## WORK TO DO
In your copy, leave out the pictures; write out all the data exactly.

** BEGIN TASK INPUT **

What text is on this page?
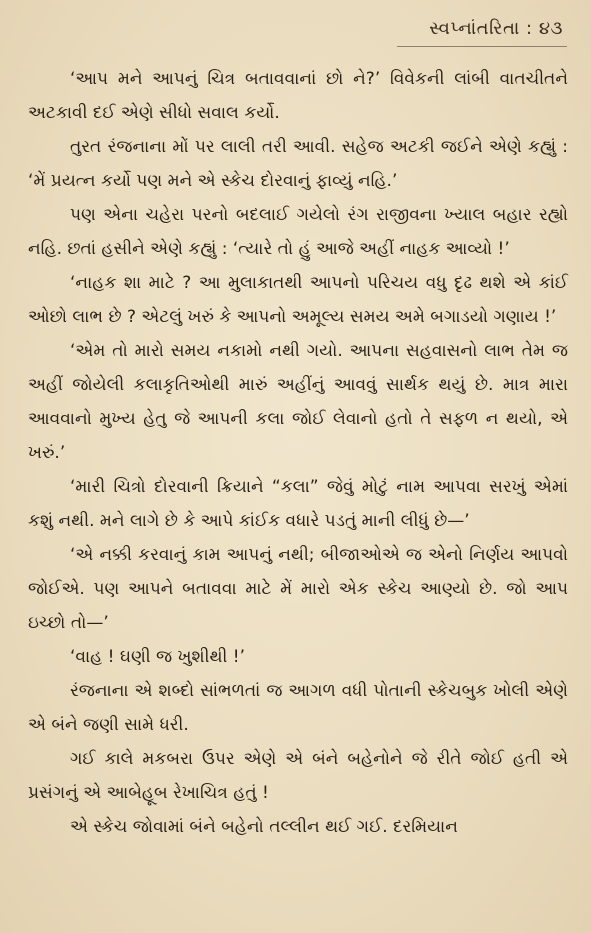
સ્વપ્નાંતરિતા : ૪૩

‘આપ મને આપનું ચિત્ર બતાવવાનાં છો ને?’ વિવેકની લાંબી વાતચીતને અટકાવી દઈ એણે સીધો સવાલ કર્યો.

તુરત રંજનાના મોં પર લાલી તરી આવી. સહેજ અટકી જઈને એણે કહ્યું : ‘મેં પ્રયત્ન કર્યો પણ મને એ સ્કેચ દોરવાનું ફાવ્યું નહિ.’

પણ એના ચહેરા પરનો બદલાઈ ગયેલો રંગ રાજીવના ખ્યાલ બહાર રહ્યો નહિ. છતાં હસીને એણે કહ્યું : ‘ત્યારે તો હું આજે અહીં નાહક આવ્યો !’

‘નાહક શા માટે ? આ મુલાકાતથી આપનો પરિચય વધુ દૃઢ થશે એ કાંઈ ઓછો લાભ છે ? એટલું ખરું કે આપનો અમૂલ્ય સમય અમે બગાડયો ગણાય !’

‘એમ તો મારો સમય નકામો નથી ગયો. આપના સહવાસનો લાભ તેમ જ અહીં જોયેલી કલાકૃતિઓથી મારું અહીંનું આવવું સાર્થક થયું છે. માત્ર મારા આવવાનો મુખ્ય હેતુ જે આપની કલા જોઈ લેવાનો હતો તે સફળ ન થયો, એ ખરું.’

‘મારી ચિત્રો દોરવાની ક્રિયાને “કલા” જેવું મોટું નામ આપવા સરખું એમાં કશું નથી. મને લાગે છે કે આપે કાંઈક વધારે પડતું માની લીધું છે—’

‘એ નક્કી કરવાનું કામ આપનું નથી; બીજાઓએ જ એનો નિર્ણય આપવો જોઈએ. પણ આપને બતાવવા માટે મેં મારો એક સ્કેચ આણ્યો છે. જો આપ ઇચ્છો તો—’

‘વાહ ! ઘણી જ ખુશીથી !’

રંજનાના એ શબ્દો સાંભળતાં જ આગળ વધી પોતાની સ્કેચબુક ખોલી એણે એ બંને જણી સામે ધરી.

ગઈ કાલે મકબરા ઉપર એણે એ બંને બહેનોને જે રીતે જોઈ હતી એ પ્રસંગનું એ આબેહૂબ રેખાચિત્ર હતું !

એ સ્કેચ જોવામાં બંને બહેનો તલ્લીન થઈ ગઈ. દરમિયાન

** END TASK INPUT **

## OUTPUT BELOW
What text is on this page?
સ્વપ્નાંતરિતા : ૪૩

‘આપ મને આપનું ચિત્ર બતાવવાનાં છો ને?’ વિવેકની લાંબી વાતચીતને અટકાવી દઈ એણે સીધો સવાલ કર્યો.

તુરત રંજનાના મોં પર લાલી તરી આવી. સહેજ અટકી જઈને એણે કહ્યું : ‘મેં પ્રયત્ન કર્યો પણ મને એ સ્કેચ દોરવાનું ફાવ્યું નહિ.’

પણ એના ચહેરા પરનો બદલાઈ ગયેલો રંગ રાજીવના ખ્યાલ બહાર રહ્યો નહિ. છતાં હસીને એણે કહ્યું : ‘ત્યારે તો હું આજે અહીં નાહક આવ્યો !’

‘નાહક શા માટે ? આ મુલાકાતથી આપનો પરિચય વધુ દૃઢ થશે એ કાંઈ ઓછો લાભ છે ? એટલું ખરું કે આપનો અમૂલ્ય સમય અમે બગાડયો ગણાય !’

‘એમ તો મારો સમય નકામો નથી ગયો. આપના સહવાસનો લાભ તેમ જ અહીં જોયેલી કલાકૃતિઓથી મારું અહીંનું આવવું સાર્થક થયું છે. માત્ર મારા આવવાનો મુખ્ય હેતુ જે આપની કલા જોઈ લેવાનો હતો તે સફળ ન થયો, એ ખરું.’

‘મારી ચિત્રો દોરવાની ક્રિયાને “કલા” જેવું મોટું નામ આપવા સરખું એમાં કશું નથી. મને લાગે છે કે આપે કાંઈક વધારે પડતું માની લીધું છે—’

‘એ નક્કી કરવાનું કામ આપનું નથી; બીજાઓએ જ એનો નિર્ણય આપવો જોઈએ. પણ આપને બતાવવા માટે મેં મારો એક સ્કેચ આણ્યો છે. જો આપ ઇચ્છો તો—’

‘વાહ ! ઘણી જ ખુશીથી !’

રંજનાના એ શબ્દો સાંભળતાં જ આગળ વધી પોતાની સ્કેચબુક ખોલી એણે એ બંને જણી સામે ધરી.

ગઈ કાલે મકબરા ઉપર એણે એ બંને બહેનોને જે રીતે જોઈ હતી એ પ્રસંગનું એ આબેહૂબ રેખાચિત્ર હતું !

એ સ્કેચ જોવામાં બંને બહેનો તલ્લીન થઈ ગઈ. દરમિયાન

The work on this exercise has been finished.